---- Supplied records

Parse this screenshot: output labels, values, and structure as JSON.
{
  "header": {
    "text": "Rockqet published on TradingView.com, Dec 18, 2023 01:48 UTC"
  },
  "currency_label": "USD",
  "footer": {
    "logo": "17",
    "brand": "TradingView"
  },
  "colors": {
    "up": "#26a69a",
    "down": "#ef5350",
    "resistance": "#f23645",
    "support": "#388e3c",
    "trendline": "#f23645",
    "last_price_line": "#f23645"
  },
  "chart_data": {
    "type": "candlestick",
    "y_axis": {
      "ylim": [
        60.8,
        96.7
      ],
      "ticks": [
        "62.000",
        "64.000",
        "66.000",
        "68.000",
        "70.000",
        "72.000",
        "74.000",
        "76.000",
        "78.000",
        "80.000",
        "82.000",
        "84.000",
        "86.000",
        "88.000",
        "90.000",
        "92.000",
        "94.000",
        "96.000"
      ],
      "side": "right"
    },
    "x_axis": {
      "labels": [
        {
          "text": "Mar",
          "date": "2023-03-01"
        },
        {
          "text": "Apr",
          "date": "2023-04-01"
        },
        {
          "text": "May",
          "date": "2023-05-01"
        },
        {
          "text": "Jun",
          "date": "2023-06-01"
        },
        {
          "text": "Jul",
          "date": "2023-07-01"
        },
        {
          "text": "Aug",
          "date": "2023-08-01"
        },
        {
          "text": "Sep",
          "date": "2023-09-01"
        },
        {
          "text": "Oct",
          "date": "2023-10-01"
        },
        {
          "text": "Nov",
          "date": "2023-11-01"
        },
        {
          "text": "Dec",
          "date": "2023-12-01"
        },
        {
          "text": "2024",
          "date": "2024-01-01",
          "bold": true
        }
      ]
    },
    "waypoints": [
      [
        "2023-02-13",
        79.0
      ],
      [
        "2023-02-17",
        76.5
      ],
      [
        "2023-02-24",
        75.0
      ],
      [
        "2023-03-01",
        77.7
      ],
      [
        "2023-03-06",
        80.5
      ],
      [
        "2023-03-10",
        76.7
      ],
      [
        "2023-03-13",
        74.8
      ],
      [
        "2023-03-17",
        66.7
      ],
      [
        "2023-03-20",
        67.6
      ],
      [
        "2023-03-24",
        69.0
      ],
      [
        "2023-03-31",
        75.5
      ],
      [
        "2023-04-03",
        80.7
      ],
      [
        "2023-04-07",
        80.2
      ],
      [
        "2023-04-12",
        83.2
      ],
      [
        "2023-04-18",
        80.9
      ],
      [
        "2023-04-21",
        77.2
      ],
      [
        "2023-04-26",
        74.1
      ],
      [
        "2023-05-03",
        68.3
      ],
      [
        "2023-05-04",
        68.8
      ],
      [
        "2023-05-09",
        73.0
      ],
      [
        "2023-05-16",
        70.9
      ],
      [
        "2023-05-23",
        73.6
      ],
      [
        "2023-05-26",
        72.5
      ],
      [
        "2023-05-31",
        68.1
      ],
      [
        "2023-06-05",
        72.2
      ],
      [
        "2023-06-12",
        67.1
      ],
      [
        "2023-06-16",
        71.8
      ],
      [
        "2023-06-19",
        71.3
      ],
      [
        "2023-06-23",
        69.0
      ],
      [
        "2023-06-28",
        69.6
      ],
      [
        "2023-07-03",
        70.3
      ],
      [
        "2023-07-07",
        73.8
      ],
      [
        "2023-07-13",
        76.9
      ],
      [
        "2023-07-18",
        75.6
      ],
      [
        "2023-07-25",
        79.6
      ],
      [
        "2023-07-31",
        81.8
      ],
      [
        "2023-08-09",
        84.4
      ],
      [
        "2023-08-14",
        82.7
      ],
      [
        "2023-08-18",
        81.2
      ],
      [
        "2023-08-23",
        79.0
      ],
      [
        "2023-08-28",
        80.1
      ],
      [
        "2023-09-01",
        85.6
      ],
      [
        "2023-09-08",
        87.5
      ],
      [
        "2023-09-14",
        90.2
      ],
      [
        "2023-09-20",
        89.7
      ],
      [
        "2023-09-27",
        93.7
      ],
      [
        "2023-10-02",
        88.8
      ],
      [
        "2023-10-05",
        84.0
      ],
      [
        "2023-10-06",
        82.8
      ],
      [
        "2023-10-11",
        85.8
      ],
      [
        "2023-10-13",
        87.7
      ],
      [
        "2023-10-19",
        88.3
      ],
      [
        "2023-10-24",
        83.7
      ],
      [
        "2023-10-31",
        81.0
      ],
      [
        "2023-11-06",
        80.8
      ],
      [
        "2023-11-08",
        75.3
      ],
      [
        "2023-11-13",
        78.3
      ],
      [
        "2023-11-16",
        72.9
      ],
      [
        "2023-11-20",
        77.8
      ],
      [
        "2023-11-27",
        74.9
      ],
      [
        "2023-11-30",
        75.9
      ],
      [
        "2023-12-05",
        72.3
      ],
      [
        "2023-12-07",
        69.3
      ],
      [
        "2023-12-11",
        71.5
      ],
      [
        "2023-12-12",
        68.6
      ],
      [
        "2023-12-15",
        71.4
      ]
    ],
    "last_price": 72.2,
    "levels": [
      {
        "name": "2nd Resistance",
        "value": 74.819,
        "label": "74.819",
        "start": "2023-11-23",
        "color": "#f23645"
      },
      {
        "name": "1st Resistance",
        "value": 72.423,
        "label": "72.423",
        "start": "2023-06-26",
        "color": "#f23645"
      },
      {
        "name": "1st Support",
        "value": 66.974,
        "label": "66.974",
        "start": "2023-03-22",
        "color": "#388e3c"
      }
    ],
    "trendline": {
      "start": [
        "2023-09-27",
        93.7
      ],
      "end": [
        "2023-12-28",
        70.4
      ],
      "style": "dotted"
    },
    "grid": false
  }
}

--------

#### [What the exercise asks]
Check the data for the word "name" and pull out the lines that have it.

#### [Solution to this task]
        "name": "2nd Resistance",
        "name": "1st Resistance",
        "name": "1st Support",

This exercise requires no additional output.